**GIVEN RECORDS**
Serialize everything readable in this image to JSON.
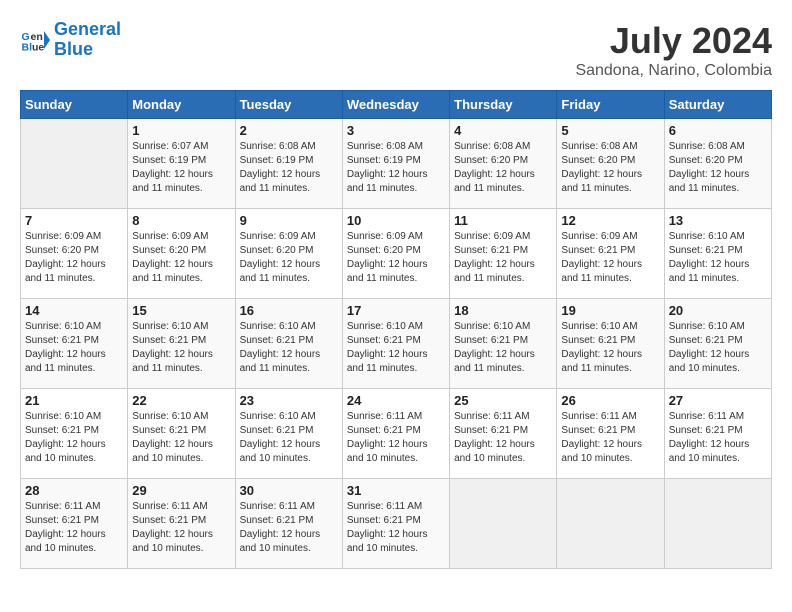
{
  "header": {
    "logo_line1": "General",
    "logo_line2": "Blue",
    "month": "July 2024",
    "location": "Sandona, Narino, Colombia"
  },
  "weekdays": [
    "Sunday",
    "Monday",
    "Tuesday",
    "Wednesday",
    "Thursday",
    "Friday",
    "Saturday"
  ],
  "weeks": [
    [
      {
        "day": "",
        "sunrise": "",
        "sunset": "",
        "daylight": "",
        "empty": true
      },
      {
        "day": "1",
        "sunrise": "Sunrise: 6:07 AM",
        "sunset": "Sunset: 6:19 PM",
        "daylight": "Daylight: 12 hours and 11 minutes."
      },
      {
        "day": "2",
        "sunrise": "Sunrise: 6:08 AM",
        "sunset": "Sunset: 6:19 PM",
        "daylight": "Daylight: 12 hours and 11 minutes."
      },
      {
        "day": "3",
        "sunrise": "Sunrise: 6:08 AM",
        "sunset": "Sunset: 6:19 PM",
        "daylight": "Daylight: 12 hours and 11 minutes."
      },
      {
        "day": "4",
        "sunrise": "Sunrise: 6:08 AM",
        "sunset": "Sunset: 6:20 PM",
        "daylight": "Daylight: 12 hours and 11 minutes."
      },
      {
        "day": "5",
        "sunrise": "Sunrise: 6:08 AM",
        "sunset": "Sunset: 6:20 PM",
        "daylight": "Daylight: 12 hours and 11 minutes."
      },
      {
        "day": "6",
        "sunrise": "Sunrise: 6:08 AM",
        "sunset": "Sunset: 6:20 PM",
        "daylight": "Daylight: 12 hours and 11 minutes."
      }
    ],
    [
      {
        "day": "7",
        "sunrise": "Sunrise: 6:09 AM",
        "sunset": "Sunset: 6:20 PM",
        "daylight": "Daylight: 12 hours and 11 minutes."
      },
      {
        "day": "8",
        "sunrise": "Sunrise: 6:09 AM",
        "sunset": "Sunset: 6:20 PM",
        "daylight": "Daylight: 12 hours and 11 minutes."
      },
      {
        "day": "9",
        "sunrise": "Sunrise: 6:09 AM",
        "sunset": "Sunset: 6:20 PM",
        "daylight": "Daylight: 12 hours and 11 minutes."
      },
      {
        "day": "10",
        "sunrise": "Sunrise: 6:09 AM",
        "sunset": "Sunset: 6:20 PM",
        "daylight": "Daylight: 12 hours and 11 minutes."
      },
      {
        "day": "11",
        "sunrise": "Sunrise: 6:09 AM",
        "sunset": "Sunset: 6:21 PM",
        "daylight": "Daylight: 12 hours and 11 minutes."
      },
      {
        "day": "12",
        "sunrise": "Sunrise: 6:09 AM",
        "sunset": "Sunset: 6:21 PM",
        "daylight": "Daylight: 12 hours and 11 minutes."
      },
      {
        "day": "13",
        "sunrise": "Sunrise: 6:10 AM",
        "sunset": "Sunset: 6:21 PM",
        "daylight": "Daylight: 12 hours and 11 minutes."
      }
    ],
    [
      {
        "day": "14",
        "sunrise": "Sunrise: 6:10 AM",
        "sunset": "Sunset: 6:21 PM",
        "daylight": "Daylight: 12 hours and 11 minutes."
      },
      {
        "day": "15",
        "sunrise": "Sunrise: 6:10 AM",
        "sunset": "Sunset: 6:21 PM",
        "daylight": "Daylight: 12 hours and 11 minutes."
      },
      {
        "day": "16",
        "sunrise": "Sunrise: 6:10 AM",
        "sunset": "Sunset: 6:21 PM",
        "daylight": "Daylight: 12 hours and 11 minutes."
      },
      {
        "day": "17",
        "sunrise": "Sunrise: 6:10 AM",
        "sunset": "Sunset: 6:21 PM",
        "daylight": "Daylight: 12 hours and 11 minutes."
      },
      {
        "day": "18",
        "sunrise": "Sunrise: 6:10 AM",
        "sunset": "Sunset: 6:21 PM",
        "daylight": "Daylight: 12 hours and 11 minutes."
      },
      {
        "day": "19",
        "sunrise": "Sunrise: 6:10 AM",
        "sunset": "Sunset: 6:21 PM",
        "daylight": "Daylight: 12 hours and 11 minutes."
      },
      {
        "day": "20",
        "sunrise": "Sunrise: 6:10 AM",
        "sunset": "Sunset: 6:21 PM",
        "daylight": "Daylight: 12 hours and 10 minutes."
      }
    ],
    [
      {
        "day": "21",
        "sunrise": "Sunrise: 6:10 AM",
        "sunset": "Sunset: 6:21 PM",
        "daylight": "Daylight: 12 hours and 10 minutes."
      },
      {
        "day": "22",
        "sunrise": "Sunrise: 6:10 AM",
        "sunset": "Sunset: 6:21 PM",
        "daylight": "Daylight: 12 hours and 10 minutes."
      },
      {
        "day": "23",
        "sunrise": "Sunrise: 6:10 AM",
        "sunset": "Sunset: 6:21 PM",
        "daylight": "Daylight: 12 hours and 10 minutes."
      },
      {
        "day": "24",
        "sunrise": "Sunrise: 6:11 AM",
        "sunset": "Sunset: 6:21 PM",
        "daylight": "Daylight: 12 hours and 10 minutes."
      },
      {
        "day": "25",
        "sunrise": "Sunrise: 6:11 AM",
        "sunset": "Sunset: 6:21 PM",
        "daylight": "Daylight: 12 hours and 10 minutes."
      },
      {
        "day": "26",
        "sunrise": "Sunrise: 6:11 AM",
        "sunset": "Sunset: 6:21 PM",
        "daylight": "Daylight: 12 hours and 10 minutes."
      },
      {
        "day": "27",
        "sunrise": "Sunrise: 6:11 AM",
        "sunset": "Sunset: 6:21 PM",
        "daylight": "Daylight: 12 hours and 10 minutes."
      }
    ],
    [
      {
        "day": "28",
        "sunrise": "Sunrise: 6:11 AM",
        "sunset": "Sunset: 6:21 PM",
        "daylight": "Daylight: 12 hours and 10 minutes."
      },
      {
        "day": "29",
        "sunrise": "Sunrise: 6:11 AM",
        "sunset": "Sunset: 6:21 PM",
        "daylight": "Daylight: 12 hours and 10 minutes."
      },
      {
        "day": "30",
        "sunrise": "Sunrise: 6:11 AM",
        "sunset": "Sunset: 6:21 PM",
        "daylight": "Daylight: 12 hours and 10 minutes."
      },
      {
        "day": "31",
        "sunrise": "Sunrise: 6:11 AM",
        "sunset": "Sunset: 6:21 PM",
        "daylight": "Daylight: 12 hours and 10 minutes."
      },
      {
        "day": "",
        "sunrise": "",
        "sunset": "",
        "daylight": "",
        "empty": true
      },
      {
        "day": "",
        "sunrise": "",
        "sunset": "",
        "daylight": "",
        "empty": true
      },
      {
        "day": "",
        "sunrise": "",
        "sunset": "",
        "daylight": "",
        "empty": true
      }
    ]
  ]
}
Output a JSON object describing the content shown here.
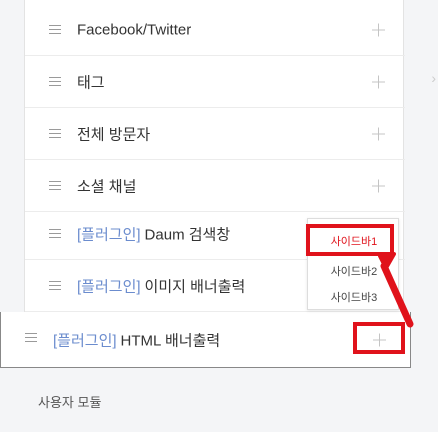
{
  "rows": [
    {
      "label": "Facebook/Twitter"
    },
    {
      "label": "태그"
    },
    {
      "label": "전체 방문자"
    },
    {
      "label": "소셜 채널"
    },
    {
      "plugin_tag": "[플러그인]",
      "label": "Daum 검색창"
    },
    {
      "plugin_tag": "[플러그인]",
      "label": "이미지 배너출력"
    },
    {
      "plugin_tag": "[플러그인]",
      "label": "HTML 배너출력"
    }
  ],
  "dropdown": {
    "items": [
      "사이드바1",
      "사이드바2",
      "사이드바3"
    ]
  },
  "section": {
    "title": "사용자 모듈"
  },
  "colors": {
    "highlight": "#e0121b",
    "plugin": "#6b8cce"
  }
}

**STATED GOAL**
Copy out each line in the preceding records that contains "JSON".

**TASK RESULT**
Serialize everything readable in this image to JSON.
Output a JSON object describing the content shown here.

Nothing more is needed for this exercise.